Data records:
** start **

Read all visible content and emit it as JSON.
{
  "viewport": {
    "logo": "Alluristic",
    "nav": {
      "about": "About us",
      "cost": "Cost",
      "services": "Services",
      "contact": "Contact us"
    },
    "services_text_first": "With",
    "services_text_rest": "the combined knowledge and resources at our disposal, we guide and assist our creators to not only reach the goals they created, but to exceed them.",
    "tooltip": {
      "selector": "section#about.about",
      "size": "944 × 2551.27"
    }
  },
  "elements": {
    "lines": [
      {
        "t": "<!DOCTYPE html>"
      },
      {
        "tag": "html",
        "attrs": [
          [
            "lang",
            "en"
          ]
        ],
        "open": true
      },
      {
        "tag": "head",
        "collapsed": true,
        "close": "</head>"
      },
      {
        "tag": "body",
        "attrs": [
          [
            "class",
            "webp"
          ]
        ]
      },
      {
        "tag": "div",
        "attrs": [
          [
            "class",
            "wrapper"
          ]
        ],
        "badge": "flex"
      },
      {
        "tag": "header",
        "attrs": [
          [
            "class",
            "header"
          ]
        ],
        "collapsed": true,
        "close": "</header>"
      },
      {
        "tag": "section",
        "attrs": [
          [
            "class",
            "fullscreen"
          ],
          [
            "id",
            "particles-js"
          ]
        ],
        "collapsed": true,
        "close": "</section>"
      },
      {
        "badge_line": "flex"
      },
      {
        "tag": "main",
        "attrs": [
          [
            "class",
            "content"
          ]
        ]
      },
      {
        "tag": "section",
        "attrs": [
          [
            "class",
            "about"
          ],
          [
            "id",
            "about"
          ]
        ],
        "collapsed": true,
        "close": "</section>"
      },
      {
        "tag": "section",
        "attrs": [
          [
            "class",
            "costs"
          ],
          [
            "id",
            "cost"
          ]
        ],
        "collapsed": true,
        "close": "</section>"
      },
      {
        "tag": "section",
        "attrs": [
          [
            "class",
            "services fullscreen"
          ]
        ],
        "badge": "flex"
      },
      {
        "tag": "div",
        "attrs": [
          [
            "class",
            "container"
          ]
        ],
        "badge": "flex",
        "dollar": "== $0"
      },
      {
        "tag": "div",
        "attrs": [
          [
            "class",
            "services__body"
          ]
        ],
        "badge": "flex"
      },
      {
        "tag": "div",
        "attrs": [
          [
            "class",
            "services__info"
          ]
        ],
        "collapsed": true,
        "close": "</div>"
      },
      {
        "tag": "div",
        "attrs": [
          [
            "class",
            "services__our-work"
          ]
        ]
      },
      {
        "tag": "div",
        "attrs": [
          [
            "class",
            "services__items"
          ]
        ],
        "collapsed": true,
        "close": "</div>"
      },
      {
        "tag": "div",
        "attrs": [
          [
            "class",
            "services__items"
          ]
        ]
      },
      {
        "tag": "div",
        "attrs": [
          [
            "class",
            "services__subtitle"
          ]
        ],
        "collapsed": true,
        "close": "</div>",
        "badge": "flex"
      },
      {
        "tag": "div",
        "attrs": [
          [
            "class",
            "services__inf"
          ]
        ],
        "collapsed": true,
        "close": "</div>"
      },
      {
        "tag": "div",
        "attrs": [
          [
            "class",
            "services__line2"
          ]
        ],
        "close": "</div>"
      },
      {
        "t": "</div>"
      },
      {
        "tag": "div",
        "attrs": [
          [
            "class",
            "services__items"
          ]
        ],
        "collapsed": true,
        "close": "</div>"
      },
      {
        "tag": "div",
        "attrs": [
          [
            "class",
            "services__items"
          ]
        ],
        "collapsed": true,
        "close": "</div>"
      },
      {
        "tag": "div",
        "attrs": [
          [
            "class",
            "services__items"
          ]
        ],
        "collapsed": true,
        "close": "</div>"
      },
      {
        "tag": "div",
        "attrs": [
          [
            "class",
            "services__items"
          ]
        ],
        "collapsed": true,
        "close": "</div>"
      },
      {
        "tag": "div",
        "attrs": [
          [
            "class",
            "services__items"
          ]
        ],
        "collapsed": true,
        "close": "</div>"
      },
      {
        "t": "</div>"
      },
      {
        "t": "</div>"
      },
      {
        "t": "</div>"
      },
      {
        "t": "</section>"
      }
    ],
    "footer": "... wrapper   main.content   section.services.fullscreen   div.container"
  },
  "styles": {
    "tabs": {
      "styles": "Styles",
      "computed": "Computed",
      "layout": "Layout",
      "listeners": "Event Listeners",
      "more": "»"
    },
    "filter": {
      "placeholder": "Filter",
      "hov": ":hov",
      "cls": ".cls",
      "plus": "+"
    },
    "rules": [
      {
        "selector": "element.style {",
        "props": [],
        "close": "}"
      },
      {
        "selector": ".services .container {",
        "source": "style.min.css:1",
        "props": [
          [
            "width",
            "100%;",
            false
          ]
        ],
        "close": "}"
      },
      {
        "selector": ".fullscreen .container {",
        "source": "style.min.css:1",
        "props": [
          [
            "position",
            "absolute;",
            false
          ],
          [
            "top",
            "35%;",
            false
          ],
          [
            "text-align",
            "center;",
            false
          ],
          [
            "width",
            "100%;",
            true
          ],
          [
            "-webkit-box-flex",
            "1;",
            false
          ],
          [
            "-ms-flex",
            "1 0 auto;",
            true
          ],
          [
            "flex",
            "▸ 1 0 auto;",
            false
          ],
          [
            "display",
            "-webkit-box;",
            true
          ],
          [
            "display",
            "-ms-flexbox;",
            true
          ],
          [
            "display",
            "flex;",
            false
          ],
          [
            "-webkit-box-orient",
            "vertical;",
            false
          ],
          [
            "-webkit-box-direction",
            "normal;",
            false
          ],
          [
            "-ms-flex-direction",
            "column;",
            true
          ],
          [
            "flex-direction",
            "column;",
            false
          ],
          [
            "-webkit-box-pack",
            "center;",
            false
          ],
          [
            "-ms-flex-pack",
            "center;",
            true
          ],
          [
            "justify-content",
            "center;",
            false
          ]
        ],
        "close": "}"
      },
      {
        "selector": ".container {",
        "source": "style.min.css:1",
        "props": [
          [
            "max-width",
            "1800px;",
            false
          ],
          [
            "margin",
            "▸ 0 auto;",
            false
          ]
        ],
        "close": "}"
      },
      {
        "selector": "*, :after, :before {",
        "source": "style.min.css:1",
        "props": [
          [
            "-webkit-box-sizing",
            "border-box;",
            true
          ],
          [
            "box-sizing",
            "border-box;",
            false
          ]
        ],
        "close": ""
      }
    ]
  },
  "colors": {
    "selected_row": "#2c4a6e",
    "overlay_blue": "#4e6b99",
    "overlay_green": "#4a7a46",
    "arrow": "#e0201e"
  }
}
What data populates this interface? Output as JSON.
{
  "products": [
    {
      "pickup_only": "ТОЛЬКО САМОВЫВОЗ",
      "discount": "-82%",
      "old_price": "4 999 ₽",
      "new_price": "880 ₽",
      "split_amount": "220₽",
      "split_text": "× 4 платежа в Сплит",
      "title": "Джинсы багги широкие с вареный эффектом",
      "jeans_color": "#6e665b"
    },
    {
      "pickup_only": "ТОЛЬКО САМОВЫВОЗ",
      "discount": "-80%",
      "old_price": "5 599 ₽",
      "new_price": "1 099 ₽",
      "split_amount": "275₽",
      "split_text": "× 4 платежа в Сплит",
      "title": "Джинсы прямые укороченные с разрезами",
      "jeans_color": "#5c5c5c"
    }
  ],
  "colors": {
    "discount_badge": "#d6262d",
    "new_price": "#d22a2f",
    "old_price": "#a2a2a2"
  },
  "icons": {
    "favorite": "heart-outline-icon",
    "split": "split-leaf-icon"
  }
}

** end **

Quote each line of the listing above exactly.

- _COMPLETED EXERCISE_:
Read all visible content and emit it as JSON.
{
  "viewport": {
    "logo": "Alluristic",
    "nav": {
      "about": "About us",
      "cost": "Cost",
      "services": "Services",
      "contact": "Contact us"
    },
    "services_text_first": "With",
    "services_text_rest": "the combined knowledge and resources at our disposal, we guide and assist our creators to not only reach the goals they created, but to exceed them.",
    "tooltip": {
      "selector": "section#about.about",
      "size": "944 × 2551.27"
    }
  },
  "elements": {
    "lines": [
      {
        "t": "<!DOCTYPE html>"
      },
      {
        "tag": "html",
        "attrs": [
          [
            "lang",
            "en"
          ]
        ],
        "open": true
      },
      {
        "tag": "head",
        "collapsed": true,
        "close": "</head>"
      },
      {
        "tag": "body",
        "attrs": [
          [
            "class",
            "webp"
          ]
        ]
      },
      {
        "tag": "div",
        "attrs": [
          [
            "class",
            "wrapper"
          ]
        ],
        "badge": "flex"
      },
      {
        "tag": "header",
        "attrs": [
          [
            "class",
            "header"
          ]
        ],
        "collapsed": true,
        "close": "</header>"
      },
      {
        "tag": "section",
        "attrs": [
          [
            "class",
            "fullscreen"
          ],
          [
            "id",
            "particles-js"
          ]
        ],
        "collapsed": true,
        "close": "</section>"
      },
      {
        "badge_line": "flex"
      },
      {
        "tag": "main",
        "attrs": [
          [
            "class",
            "content"
          ]
        ]
      },
      {
        "tag": "section",
        "attrs": [
          [
            "class",
            "about"
          ],
          [
            "id",
            "about"
          ]
        ],
        "collapsed": true,
        "close": "</section>"
      },
      {
        "tag": "section",
        "attrs": [
          [
            "class",
            "costs"
          ],
          [
            "id",
            "cost"
          ]
        ],
        "collapsed": true,
        "close": "</section>"
      },
      {
        "tag": "section",
        "attrs": [
          [
            "class",
            "services fullscreen"
          ]
        ],
        "badge": "flex"
      },
      {
        "tag": "div",
        "attrs": [
          [
            "class",
            "container"
          ]
        ],
        "badge": "flex",
        "dollar": "== $0"
      },
      {
        "tag": "div",
        "attrs": [
          [
            "class",
            "services__body"
          ]
        ],
        "badge": "flex"
      },
      {
        "tag": "div",
        "attrs": [
          [
            "class",
            "services__info"
          ]
        ],
        "collapsed": true,
        "close": "</div>"
      },
      {
        "tag": "div",
        "attrs": [
          [
            "class",
            "services__our-work"
          ]
        ]
      },
      {
        "tag": "div",
        "attrs": [
          [
            "class",
            "services__items"
          ]
        ],
        "collapsed": true,
        "close": "</div>"
      },
      {
        "tag": "div",
        "attrs": [
          [
            "class",
            "services__items"
          ]
        ]
      },
      {
        "tag": "div",
        "attrs": [
          [
            "class",
            "services__subtitle"
          ]
        ],
        "collapsed": true,
        "close": "</div>",
        "badge": "flex"
      },
      {
        "tag": "div",
        "attrs": [
          [
            "class",
            "services__inf"
          ]
        ],
        "collapsed": true,
        "close": "</div>"
      },
      {
        "tag": "div",
        "attrs": [
          [
            "class",
            "services__line2"
          ]
        ],
        "close": "</div>"
      },
      {
        "t": "</div>"
      },
      {
        "tag": "div",
        "attrs": [
          [
            "class",
            "services__items"
          ]
        ],
        "collapsed": true,
        "close": "</div>"
      },
      {
        "tag": "div",
        "attrs": [
          [
            "class",
            "services__items"
          ]
        ],
        "collapsed": true,
        "close": "</div>"
      },
      {
        "tag": "div",
        "attrs": [
          [
            "class",
            "services__items"
          ]
        ],
        "collapsed": true,
        "close": "</div>"
      },
      {
        "tag": "div",
        "attrs": [
          [
            "class",
            "services__items"
          ]
        ],
        "collapsed": true,
        "close": "</div>"
      },
      {
        "tag": "div",
        "attrs": [
          [
            "class",
            "services__items"
          ]
        ],
        "collapsed": true,
        "close": "</div>"
      },
      {
        "t": "</div>"
      },
      {
        "t": "</div>"
      },
      {
        "t": "</div>"
      },
      {
        "t": "</section>"
      }
    ],
    "footer": "... wrapper   main.content   section.services.fullscreen   div.container"
  },
  "styles": {
    "tabs": {
      "styles": "Styles",
      "computed": "Computed",
      "layout": "Layout",
      "listeners": "Event Listeners",
      "more": "»"
    },
    "filter": {
      "placeholder": "Filter",
      "hov": ":hov",
      "cls": ".cls",
      "plus": "+"
    },
    "rules": [
      {
        "selector": "element.style {",
        "props": [],
        "close": "}"
      },
      {
        "selector": ".services .container {",
        "source": "style.min.css:1",
        "props": [
          [
            "width",
            "100%;",
            false
          ]
        ],
        "close": "}"
      },
      {
        "selector": ".fullscreen .container {",
        "source": "style.min.css:1",
        "props": [
          [
            "position",
            "absolute;",
            false
          ],
          [
            "top",
            "35%;",
            false
          ],
          [
            "text-align",
            "center;",
            false
          ],
          [
            "width",
            "100%;",
            true
          ],
          [
            "-webkit-box-flex",
            "1;",
            false
          ],
          [
            "-ms-flex",
            "1 0 auto;",
            true
          ],
          [
            "flex",
            "▸ 1 0 auto;",
            false
          ],
          [
            "display",
            "-webkit-box;",
            true
          ],
          [
            "display",
            "-ms-flexbox;",
            true
          ],
          [
            "display",
            "flex;",
            false
          ],
          [
            "-webkit-box-orient",
            "vertical;",
            false
          ],
          [
            "-webkit-box-direction",
            "normal;",
            false
          ],
          [
            "-ms-flex-direction",
            "column;",
            true
          ],
          [
            "flex-direction",
            "column;",
            false
          ],
          [
            "-webkit-box-pack",
            "center;",
            false
          ],
          [
            "-ms-flex-pack",
            "center;",
            true
          ],
          [
            "justify-content",
            "center;",
            false
          ]
        ],
        "close": "}"
      },
      {
        "selector": ".container {",
        "source": "style.min.css:1",
        "props": [
          [
            "max-width",
            "1800px;",
            false
          ],
          [
            "margin",
            "▸ 0 auto;",
            false
          ]
        ],
        "close": "}"
      },
      {
        "selector": "*, :after, :before {",
        "source": "style.min.css:1",
        "props": [
          [
            "-webkit-box-sizing",
            "border-box;",
            true
          ],
          [
            "box-sizing",
            "border-box;",
            false
          ]
        ],
        "close": ""
      }
    ]
  },
  "colors": {
    "selected_row": "#2c4a6e",
    "overlay_blue": "#4e6b99",
    "overlay_green": "#4a7a46",
    "arrow": "#e0201e"
  }
}
What data populates this interface? Output as JSON.
{
  "products": [
    {
      "pickup_only": "ТОЛЬКО САМОВЫВОЗ",
      "discount": "-82%",
      "old_price": "4 999 ₽",
      "new_price": "880 ₽",
      "split_amount": "220₽",
      "split_text": "× 4 платежа в Сплит",
      "title": "Джинсы багги широкие с вареный эффектом",
      "jeans_color": "#6e665b"
    },
    {
      "pickup_only": "ТОЛЬКО САМОВЫВОЗ",
      "discount": "-80%",
      "old_price": "5 599 ₽",
      "new_price": "1 099 ₽",
      "split_amount": "275₽",
      "split_text": "× 4 платежа в Сплит",
      "title": "Джинсы прямые укороченные с разрезами",
      "jeans_color": "#5c5c5c"
    }
  ],
  "colors": {
    "discount_badge": "#d6262d",
    "new_price": "#d22a2f",
    "old_price": "#a2a2a2"
  },
  "icons": {
    "favorite": "heart-outline-icon",
    "split": "split-leaf-icon"
  }
}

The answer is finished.